_What to do_. Isolate every line in the records below with "please" in it.

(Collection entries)
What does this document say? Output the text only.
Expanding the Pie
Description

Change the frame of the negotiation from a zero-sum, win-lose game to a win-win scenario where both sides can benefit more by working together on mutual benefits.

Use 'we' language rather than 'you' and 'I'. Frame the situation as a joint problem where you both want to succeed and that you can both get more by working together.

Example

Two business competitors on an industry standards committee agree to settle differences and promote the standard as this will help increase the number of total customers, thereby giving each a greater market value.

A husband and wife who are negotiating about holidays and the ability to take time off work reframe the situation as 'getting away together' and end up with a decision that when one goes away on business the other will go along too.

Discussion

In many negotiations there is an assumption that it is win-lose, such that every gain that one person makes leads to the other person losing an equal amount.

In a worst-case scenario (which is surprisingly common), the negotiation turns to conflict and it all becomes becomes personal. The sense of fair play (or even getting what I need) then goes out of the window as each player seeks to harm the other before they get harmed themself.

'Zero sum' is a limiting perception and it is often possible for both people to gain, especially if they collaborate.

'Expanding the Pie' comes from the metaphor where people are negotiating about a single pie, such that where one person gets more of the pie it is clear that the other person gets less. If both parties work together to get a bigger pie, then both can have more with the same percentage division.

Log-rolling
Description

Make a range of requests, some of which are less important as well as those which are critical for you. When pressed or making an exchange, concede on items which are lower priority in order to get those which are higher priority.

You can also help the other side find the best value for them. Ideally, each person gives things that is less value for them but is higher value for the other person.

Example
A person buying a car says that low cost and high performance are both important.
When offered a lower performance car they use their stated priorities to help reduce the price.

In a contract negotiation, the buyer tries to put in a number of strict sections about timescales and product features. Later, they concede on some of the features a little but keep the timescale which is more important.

==

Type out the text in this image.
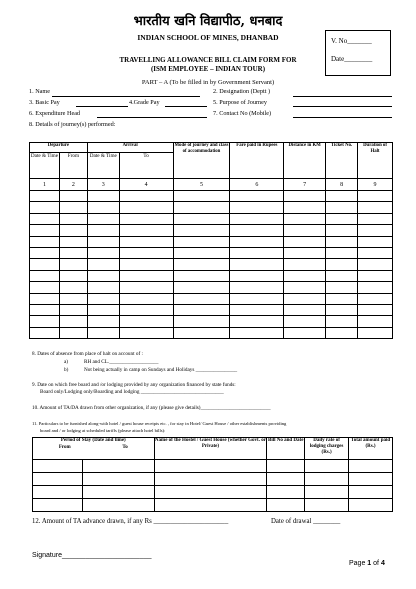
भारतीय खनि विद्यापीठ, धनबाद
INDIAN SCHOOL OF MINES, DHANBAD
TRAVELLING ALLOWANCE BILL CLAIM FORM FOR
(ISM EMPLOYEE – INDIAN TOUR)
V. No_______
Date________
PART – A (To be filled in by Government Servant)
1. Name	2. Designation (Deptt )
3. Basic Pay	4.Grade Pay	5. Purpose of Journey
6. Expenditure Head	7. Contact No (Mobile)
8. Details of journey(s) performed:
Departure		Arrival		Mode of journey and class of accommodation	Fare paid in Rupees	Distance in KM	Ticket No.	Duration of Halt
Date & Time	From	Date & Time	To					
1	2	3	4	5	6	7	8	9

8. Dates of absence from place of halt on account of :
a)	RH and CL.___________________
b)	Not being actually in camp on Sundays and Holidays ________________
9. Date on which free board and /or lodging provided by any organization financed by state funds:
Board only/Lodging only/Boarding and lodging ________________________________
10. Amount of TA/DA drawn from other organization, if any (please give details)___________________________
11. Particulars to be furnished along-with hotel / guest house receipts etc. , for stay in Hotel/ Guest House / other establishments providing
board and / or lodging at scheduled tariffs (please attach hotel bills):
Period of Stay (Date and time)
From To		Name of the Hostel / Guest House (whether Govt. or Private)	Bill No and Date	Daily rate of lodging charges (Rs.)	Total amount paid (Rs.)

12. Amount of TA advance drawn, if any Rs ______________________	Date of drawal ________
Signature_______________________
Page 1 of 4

* * *

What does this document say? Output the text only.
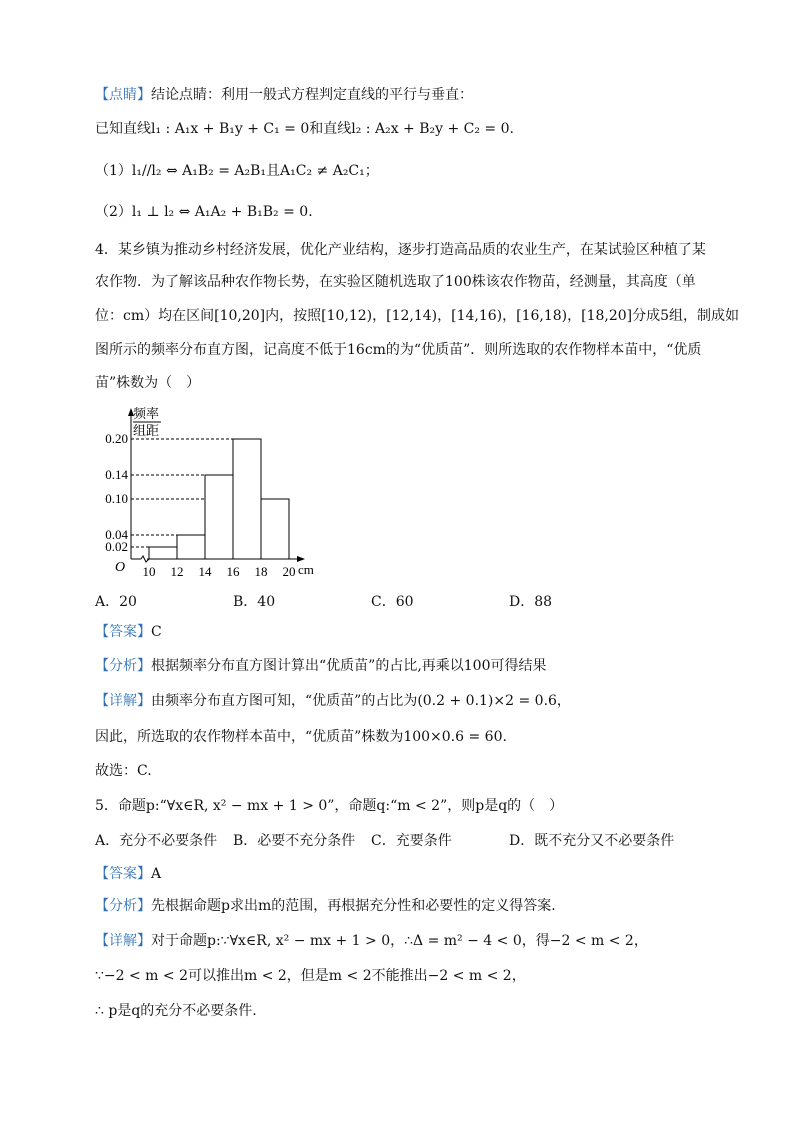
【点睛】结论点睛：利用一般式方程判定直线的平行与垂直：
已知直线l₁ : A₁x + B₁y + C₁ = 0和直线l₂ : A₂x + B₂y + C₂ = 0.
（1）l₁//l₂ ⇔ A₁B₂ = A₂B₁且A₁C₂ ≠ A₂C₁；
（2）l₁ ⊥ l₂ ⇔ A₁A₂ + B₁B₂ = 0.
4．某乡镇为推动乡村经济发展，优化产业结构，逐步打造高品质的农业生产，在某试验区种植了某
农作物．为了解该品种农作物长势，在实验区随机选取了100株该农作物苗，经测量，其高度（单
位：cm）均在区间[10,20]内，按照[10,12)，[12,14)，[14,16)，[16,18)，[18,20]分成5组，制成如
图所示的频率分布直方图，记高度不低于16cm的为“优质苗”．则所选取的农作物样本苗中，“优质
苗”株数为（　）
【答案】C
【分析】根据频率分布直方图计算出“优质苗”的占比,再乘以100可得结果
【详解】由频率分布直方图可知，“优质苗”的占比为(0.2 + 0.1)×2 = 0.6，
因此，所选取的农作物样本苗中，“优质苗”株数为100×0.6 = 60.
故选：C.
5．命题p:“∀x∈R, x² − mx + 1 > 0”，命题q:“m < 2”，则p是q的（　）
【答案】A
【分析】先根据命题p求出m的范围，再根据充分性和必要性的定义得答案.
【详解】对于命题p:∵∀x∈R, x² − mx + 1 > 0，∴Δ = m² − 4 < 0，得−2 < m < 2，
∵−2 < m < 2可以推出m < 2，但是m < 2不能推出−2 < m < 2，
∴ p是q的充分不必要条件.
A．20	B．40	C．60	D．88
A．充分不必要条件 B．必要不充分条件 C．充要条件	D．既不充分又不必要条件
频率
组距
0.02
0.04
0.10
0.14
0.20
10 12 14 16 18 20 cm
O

_Written answer_.
10. Amount of TA/DA drawn from other organization, if any (please give details)___________________________
board and / or lodging at scheduled tariffs (please attach hotel bills):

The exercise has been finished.